— Begin Given records —

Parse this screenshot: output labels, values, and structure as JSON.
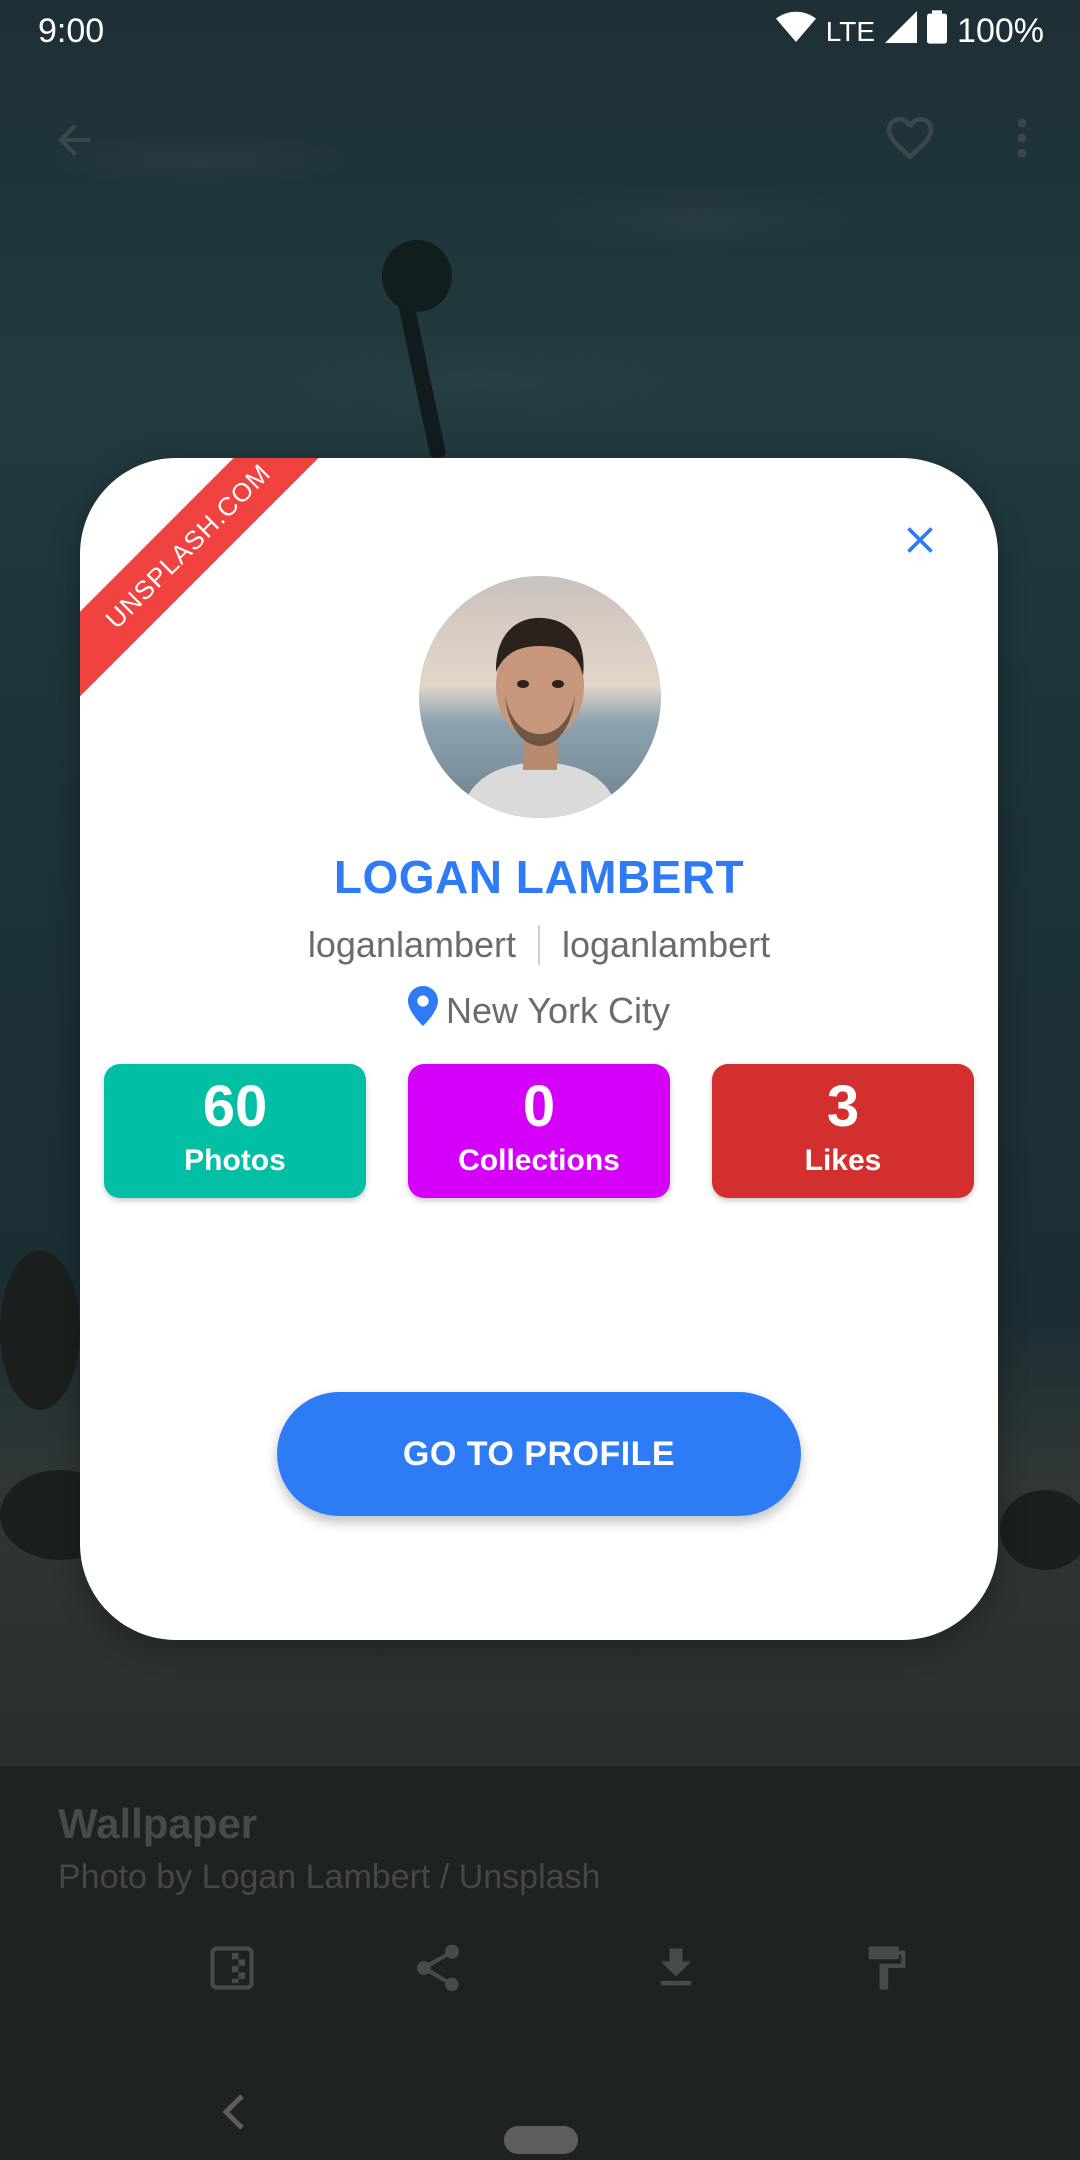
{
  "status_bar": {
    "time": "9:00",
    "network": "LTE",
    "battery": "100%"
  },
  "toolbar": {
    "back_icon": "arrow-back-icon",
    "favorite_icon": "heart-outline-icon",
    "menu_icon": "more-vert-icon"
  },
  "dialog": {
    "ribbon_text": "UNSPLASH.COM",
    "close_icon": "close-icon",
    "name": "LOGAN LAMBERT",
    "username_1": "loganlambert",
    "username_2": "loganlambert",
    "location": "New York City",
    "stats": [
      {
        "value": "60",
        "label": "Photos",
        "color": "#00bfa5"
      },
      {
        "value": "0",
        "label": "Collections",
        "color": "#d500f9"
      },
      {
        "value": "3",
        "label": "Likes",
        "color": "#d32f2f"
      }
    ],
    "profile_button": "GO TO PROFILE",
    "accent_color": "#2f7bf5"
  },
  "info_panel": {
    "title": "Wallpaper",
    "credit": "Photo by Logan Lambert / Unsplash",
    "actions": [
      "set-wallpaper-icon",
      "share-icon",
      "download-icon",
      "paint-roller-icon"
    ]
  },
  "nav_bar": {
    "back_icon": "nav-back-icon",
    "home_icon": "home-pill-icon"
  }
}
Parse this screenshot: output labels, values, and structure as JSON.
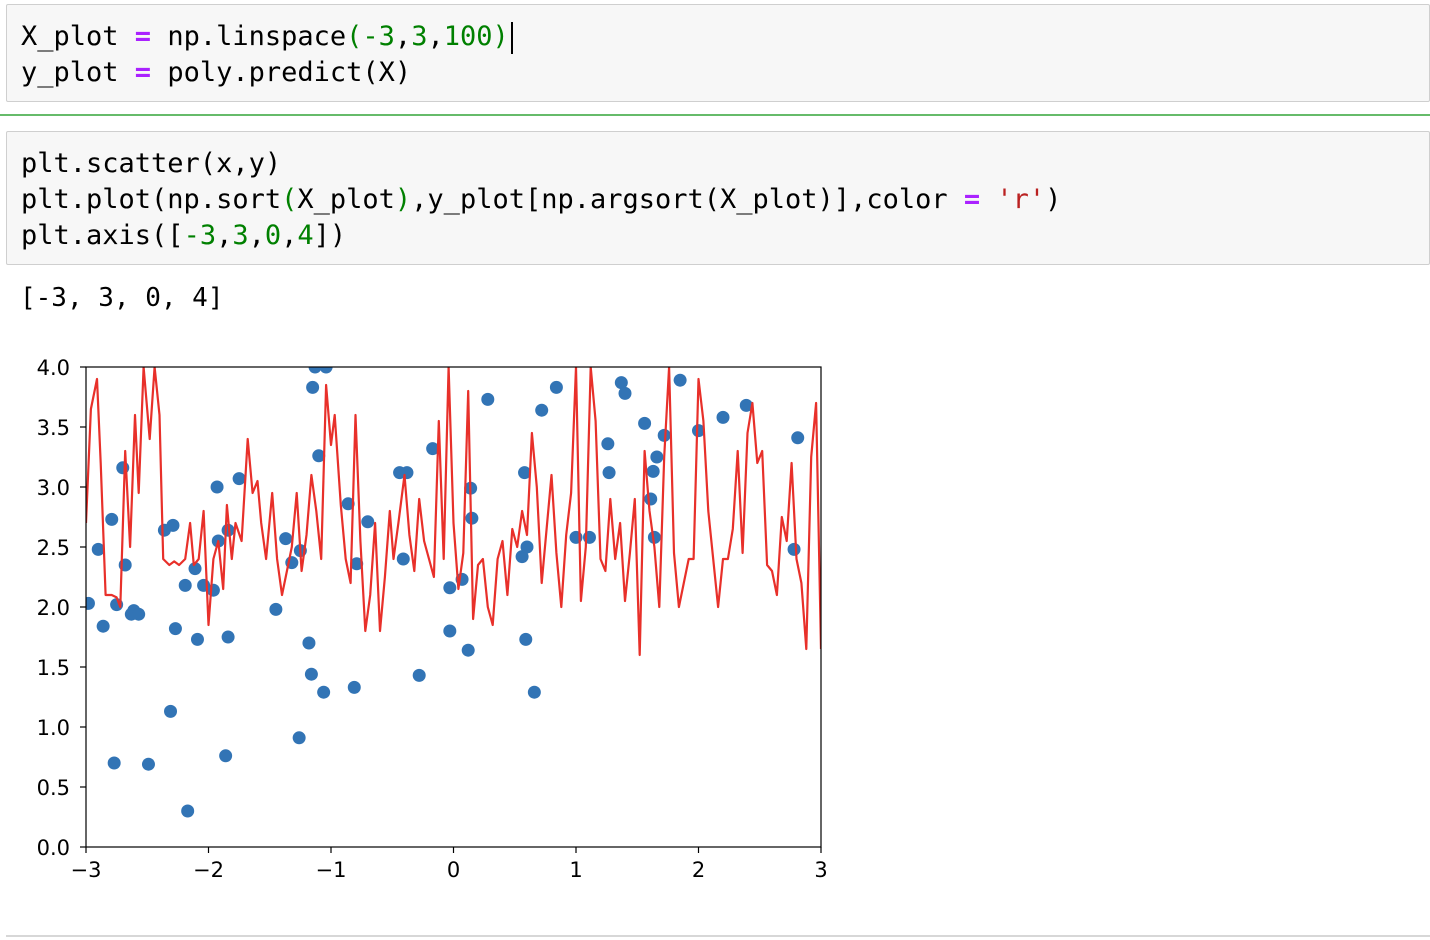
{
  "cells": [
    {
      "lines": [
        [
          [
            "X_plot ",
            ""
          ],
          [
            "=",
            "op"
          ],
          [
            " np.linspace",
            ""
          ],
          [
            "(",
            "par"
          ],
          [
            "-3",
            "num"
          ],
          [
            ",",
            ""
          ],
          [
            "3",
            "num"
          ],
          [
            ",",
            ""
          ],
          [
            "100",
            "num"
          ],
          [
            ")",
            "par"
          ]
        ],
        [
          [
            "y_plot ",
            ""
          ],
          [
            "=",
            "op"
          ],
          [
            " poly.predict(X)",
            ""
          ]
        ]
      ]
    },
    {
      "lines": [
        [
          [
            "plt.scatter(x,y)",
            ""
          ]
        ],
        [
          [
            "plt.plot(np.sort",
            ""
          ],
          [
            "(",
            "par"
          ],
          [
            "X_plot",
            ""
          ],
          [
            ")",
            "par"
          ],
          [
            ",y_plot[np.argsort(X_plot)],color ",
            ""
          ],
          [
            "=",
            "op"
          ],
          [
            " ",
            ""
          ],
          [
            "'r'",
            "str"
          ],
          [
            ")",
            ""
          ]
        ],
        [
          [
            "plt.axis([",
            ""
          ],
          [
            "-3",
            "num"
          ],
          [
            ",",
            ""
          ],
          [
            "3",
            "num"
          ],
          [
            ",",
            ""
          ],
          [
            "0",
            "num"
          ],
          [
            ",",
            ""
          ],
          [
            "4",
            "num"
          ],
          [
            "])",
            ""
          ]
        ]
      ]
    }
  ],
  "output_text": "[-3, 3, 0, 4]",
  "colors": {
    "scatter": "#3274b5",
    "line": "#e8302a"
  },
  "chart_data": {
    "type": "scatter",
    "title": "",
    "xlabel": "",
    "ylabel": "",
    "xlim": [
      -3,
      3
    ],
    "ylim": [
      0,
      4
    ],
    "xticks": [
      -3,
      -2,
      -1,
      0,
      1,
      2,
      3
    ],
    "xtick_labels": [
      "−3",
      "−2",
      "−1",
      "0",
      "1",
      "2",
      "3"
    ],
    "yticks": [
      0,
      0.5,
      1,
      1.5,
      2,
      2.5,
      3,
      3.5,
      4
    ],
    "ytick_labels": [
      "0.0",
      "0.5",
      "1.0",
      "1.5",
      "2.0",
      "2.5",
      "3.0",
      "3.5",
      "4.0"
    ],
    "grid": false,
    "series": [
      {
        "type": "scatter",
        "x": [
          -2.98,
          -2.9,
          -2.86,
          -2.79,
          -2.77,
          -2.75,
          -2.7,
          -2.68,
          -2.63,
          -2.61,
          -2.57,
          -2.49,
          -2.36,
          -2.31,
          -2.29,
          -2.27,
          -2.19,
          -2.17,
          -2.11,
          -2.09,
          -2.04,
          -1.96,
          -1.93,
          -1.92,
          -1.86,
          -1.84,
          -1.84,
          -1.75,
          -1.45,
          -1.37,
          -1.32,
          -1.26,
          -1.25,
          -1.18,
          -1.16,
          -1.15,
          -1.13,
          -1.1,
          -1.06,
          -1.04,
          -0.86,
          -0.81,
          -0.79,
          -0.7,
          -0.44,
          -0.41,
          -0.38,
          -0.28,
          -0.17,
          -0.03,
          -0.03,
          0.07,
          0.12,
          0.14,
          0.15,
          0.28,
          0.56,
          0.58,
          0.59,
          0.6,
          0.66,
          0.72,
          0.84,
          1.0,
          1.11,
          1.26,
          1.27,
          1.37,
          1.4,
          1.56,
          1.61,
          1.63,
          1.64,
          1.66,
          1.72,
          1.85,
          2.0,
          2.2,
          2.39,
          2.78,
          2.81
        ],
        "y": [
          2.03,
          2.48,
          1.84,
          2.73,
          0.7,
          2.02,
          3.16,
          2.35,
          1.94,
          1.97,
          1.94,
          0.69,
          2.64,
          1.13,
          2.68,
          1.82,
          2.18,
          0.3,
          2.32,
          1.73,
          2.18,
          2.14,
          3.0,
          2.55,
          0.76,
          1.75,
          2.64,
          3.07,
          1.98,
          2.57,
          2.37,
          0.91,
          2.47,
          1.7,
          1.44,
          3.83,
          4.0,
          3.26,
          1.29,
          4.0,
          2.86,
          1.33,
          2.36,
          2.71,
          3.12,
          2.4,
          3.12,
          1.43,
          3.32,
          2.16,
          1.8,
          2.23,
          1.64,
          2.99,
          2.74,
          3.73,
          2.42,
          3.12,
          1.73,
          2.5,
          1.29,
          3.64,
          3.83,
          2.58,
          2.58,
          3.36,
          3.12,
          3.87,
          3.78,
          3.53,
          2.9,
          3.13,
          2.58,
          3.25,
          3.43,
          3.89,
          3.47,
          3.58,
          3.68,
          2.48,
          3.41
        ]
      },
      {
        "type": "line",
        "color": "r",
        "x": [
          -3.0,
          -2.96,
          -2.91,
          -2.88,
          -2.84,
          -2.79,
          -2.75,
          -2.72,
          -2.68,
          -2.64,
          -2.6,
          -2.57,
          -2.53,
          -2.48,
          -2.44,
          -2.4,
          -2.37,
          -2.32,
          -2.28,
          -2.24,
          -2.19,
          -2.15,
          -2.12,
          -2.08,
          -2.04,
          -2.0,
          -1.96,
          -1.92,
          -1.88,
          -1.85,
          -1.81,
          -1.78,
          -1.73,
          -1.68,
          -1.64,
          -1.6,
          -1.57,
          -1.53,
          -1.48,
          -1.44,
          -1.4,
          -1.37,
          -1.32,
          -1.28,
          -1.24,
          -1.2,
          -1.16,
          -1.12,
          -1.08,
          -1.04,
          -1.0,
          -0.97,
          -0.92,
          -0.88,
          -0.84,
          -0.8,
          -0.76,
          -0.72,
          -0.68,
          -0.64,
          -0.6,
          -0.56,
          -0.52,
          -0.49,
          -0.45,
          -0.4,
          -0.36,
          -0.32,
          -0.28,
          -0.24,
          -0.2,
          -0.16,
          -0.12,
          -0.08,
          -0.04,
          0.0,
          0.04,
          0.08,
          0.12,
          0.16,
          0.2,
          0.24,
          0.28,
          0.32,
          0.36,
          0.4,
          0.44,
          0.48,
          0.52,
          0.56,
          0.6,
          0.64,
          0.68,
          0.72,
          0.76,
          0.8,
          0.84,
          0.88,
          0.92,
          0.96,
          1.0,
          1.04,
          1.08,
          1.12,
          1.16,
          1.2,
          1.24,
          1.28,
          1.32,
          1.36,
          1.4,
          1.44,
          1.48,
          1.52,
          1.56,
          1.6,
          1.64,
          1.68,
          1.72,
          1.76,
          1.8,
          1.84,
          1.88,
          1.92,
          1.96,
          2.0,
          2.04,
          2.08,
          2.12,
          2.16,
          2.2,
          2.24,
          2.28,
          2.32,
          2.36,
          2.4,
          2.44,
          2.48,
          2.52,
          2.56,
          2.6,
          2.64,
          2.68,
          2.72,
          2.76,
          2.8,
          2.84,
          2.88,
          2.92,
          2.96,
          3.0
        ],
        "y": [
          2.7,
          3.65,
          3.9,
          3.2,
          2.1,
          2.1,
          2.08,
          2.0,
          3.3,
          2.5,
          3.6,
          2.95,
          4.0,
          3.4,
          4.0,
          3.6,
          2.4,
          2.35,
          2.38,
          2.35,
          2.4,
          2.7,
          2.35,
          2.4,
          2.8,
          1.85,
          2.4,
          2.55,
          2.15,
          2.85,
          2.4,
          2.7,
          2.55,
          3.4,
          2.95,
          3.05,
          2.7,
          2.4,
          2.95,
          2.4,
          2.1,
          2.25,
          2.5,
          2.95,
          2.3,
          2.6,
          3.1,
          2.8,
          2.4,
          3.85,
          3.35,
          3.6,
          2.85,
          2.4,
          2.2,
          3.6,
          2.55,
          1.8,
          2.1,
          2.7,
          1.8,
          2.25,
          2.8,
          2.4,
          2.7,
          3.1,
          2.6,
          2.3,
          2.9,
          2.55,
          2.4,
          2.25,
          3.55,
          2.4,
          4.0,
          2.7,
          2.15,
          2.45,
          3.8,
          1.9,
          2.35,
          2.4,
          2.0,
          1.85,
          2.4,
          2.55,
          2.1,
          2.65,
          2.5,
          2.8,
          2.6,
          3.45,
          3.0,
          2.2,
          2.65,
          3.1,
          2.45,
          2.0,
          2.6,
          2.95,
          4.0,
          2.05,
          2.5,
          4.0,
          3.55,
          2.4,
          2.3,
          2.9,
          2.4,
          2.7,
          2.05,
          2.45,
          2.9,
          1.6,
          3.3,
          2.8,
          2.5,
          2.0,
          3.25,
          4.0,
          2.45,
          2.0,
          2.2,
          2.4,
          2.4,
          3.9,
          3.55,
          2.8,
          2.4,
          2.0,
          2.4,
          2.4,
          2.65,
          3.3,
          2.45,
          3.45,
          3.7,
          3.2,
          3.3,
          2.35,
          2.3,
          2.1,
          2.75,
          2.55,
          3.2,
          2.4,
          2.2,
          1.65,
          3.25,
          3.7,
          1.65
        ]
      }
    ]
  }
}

— End Given records —

# Work to do
Find every line in the records that contains the word "scatter"; copy those lines.

# Reply
            "plt.scatter(x,y)",
    "scatter": "#3274b5",
    "type": "scatter",
        "type": "scatter",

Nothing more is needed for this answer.